(Data entries)
● ● ● ● ● ● ●

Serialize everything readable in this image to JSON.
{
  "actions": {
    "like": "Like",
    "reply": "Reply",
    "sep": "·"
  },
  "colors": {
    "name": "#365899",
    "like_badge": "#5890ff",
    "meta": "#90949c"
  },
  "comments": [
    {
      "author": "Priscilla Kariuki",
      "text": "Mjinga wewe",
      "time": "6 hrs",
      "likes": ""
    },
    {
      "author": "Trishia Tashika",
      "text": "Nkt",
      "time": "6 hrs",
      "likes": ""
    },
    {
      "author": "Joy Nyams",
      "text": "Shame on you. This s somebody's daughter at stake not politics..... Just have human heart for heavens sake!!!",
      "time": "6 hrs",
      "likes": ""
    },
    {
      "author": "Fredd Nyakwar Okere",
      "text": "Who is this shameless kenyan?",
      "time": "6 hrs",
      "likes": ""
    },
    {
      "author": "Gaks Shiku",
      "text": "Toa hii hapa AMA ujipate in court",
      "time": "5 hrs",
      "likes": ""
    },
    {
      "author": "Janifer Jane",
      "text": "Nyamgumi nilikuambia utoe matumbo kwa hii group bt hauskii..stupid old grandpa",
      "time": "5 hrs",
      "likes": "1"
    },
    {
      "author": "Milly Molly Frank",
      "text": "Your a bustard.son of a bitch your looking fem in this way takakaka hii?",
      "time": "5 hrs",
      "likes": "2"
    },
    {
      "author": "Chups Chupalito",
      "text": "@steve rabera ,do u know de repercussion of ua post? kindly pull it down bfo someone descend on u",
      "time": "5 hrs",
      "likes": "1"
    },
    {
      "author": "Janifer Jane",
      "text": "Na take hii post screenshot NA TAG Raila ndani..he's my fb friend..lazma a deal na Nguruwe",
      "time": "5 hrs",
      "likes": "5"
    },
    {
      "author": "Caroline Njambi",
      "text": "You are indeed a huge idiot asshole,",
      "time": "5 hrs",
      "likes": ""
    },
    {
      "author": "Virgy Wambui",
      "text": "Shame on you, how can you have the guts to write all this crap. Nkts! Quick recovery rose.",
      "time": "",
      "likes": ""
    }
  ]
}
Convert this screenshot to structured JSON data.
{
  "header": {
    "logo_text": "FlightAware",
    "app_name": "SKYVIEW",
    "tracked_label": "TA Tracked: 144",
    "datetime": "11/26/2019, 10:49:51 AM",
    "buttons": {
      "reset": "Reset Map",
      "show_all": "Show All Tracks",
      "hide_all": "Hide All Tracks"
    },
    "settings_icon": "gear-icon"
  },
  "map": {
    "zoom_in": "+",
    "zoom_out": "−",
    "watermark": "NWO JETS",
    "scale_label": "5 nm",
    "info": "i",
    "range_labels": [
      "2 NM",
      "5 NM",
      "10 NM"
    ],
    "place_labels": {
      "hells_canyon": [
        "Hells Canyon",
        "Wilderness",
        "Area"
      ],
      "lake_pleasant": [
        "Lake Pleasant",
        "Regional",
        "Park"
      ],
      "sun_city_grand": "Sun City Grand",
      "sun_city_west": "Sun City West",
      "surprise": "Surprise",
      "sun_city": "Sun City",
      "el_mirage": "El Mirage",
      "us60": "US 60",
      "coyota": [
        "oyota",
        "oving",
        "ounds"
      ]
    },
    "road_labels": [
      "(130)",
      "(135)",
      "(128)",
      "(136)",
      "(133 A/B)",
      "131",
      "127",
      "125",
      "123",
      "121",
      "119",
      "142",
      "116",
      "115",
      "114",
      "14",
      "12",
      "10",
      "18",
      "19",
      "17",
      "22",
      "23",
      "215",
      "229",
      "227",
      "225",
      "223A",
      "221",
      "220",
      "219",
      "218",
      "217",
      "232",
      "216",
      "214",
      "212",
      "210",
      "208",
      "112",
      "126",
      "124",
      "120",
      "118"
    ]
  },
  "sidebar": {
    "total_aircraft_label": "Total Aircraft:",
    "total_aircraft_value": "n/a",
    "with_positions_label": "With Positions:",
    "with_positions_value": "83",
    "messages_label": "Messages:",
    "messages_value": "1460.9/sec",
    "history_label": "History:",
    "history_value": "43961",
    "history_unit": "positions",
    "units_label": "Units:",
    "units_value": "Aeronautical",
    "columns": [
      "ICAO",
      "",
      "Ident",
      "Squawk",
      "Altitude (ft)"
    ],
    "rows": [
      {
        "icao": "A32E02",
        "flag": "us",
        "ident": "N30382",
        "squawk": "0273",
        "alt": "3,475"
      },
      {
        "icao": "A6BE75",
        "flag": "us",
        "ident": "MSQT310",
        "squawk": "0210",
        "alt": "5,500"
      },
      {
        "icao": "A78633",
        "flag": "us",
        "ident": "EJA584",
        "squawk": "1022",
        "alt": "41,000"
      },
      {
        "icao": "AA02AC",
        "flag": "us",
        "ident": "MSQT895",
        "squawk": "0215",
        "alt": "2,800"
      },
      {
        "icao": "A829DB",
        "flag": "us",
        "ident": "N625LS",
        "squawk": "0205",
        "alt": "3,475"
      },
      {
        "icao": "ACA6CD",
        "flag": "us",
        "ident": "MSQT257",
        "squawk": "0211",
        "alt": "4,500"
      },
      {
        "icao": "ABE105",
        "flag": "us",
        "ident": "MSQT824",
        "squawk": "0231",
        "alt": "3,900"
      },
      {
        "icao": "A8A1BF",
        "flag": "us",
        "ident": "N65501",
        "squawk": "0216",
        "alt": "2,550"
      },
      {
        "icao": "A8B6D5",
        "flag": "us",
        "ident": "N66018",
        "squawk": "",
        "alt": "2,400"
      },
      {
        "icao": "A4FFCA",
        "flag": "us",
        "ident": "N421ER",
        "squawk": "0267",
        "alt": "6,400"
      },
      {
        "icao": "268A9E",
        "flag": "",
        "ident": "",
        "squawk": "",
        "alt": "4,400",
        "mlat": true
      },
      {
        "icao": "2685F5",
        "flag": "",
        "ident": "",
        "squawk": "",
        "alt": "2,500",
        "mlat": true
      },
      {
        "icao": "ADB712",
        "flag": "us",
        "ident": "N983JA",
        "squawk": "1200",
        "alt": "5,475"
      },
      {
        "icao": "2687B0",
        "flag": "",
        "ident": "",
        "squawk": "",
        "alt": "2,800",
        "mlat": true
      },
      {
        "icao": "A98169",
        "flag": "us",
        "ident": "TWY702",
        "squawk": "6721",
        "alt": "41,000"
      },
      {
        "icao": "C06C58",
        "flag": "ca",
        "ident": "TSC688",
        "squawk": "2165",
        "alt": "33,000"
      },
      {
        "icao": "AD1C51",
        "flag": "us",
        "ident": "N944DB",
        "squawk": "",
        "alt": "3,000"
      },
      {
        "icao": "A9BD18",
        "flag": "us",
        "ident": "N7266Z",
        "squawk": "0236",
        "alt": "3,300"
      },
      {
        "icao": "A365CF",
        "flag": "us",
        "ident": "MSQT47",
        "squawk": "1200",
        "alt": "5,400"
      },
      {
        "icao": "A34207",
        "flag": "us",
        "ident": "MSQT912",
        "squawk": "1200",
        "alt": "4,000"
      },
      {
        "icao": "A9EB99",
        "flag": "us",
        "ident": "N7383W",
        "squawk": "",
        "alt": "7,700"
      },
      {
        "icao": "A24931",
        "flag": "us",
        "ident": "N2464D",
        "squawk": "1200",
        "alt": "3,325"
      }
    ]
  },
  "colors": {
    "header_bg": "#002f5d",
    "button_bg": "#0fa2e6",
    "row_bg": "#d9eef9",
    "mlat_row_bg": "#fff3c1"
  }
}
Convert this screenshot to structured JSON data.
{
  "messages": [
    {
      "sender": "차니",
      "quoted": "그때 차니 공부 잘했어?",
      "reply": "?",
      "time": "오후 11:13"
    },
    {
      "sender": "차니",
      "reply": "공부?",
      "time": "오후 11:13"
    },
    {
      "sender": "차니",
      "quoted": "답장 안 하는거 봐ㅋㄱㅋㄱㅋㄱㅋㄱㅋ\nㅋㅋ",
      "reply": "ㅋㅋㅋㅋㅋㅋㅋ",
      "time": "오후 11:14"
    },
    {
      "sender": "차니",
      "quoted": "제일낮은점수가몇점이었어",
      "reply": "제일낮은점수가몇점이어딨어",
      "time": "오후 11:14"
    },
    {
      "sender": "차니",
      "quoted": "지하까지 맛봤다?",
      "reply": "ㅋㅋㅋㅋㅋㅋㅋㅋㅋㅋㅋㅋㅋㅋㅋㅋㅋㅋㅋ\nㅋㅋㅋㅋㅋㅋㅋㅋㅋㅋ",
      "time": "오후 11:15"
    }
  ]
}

● ● ● ● ● ● ●

> [WRITTEN TASK]:
Only lines with the word "have" should be collected from the material.

> [OUTPUT BELOW]:
      "text": "Shame on you. This s somebody's daughter at stake not politics..... Just have human heart for heavens sake!!!",
      "text": "Shame on you, how can you have the guts to write all this crap. Nkts! Quick recovery rose.",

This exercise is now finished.